[Figure content listings]
--------------------------------------------------

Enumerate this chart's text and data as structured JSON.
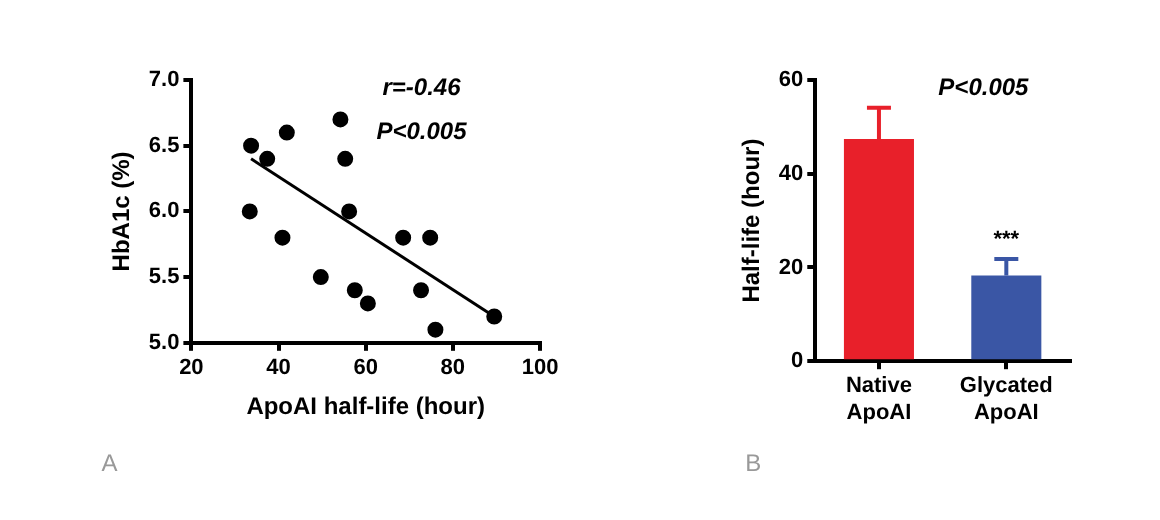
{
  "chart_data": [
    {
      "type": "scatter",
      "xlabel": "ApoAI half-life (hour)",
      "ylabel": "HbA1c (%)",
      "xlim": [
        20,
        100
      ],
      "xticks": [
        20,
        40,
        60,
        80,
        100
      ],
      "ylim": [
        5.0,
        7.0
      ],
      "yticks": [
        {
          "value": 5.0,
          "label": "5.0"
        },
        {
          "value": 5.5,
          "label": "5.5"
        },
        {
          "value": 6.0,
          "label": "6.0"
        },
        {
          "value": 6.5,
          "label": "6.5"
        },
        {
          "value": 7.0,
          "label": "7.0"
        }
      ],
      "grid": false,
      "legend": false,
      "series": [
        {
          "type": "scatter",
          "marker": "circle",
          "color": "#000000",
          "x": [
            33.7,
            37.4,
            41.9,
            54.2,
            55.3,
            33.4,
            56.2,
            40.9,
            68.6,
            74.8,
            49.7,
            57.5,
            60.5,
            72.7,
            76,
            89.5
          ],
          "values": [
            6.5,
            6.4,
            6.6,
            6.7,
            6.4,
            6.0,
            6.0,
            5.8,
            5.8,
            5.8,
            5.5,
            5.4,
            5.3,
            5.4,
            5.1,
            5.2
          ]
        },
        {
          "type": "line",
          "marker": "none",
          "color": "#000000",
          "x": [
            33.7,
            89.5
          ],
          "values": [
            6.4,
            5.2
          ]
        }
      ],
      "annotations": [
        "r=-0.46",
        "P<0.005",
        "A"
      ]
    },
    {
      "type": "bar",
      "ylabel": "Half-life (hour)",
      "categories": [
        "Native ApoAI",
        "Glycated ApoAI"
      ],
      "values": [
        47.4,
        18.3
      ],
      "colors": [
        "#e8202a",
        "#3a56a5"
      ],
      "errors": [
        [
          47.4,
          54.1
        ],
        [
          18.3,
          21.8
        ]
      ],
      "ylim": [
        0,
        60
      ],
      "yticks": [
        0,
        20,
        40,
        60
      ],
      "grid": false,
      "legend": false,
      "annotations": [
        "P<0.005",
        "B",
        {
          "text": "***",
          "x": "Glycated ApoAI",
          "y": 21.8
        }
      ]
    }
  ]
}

--------------------------------------------------

## Task directions
Pick out each line containing the string "ApoAI" and copy it.

## Worked answer
      "xlabel": "ApoAI half-life (hour)",
        "Native ApoAI",
        "Glycated ApoAI"
          "x": "Glycated ApoAI",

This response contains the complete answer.